→ **Stated goal**: Copy out the lines that include the word "true".

→ **Exercise data**:
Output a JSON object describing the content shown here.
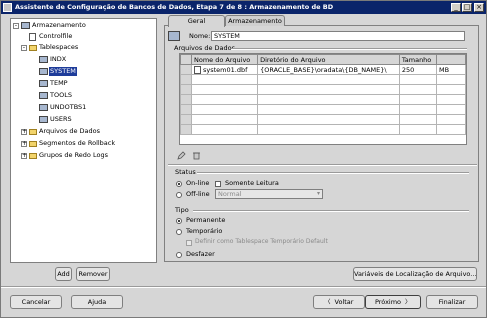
{
  "window": {
    "title": "Assistente de Configuração de Bancos de Dados, Etapa 7 de 8 : Armazenamento de BD"
  },
  "tree": {
    "items": [
      {
        "label": "Armazenamento",
        "icon": "database-icon",
        "expanded": true
      },
      {
        "label": "Controlfile",
        "icon": "controlfile-icon"
      },
      {
        "label": "Tablespaces",
        "icon": "folder-icon",
        "expanded": true
      },
      {
        "label": "INDX",
        "icon": "tablespace-icon"
      },
      {
        "label": "SYSTEM",
        "icon": "tablespace-icon",
        "selected": true
      },
      {
        "label": "TEMP",
        "icon": "tablespace-icon"
      },
      {
        "label": "TOOLS",
        "icon": "tablespace-icon"
      },
      {
        "label": "UNDOTBS1",
        "icon": "tablespace-icon"
      },
      {
        "label": "USERS",
        "icon": "tablespace-icon"
      },
      {
        "label": "Arquivos de Dados",
        "icon": "folder-icon"
      },
      {
        "label": "Segmentos de Rollback",
        "icon": "folder-icon"
      },
      {
        "label": "Grupos de Redo Logs",
        "icon": "folder-icon"
      }
    ]
  },
  "tree_buttons": {
    "add": "Add",
    "remove": "Remover"
  },
  "tabs": [
    {
      "label": "Geral",
      "active": true
    },
    {
      "label": "Armazenamento",
      "active": false
    }
  ],
  "general": {
    "name_label": "Nome:",
    "name_value": "SYSTEM",
    "datafiles_label": "Arquivos de Dados",
    "columns": [
      "Nome do Arquivo",
      "Diretório do Arquivo",
      "Tamanho",
      ""
    ],
    "rows": [
      {
        "file": "system01.dbf",
        "dir": "{ORACLE_BASE}\\oradata\\{DB_NAME}\\",
        "size": "250",
        "unit": "MB"
      }
    ],
    "status_label": "Status",
    "online_label": "On-line",
    "readonly_label": "Somente Leitura",
    "offline_label": "Off-line",
    "offline_mode": "Normal",
    "type_label": "Tipo",
    "permanent_label": "Permanente",
    "temporary_label": "Temporário",
    "default_temp_label": "Definir como Tablespace Temporário Default",
    "undo_label": "Desfazer"
  },
  "location_button": "Variáveis de Localização de Arquivo...",
  "footer": {
    "cancel": "Cancelar",
    "help": "Ajuda",
    "back": "Voltar",
    "next": "Próximo",
    "finish": "Finalizar",
    "back_arrow": "〈",
    "next_arrow": "〉"
  },
  "colors": {
    "titlebar": "#0a246a",
    "selection": "#1e3c9a"
  }
}
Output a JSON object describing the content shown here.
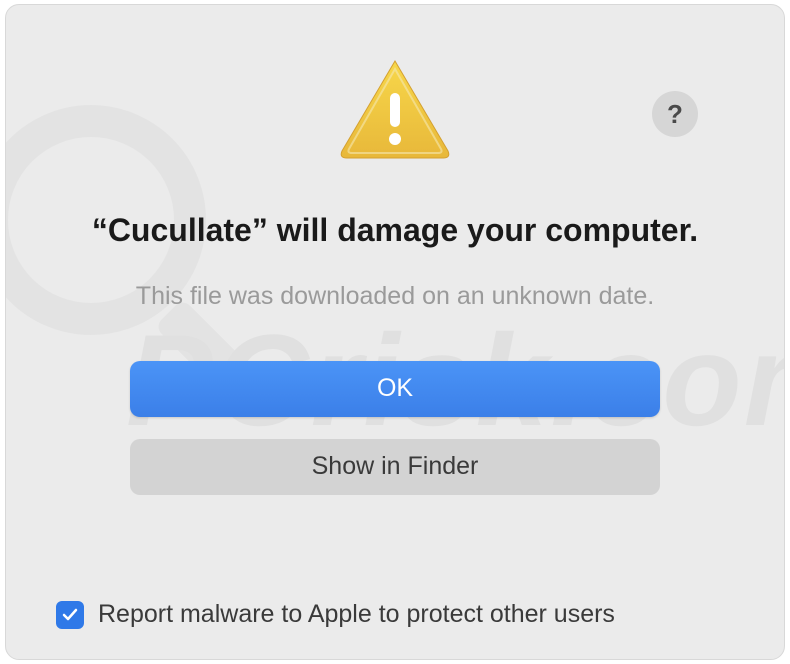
{
  "dialog": {
    "title": "“Cucullate” will damage your computer.",
    "subtitle": "This file was downloaded on an unknown date.",
    "help_symbol": "?",
    "buttons": {
      "ok": "OK",
      "show_in_finder": "Show in Finder"
    },
    "checkbox": {
      "checked": true,
      "label": "Report malware to Apple to protect other users"
    }
  },
  "watermark": {
    "text": "PCrisk.com"
  }
}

→ **Exercise response**:
        "expanded": true
        "expanded": true
        "selected": true
      "active": true
      "checked": true,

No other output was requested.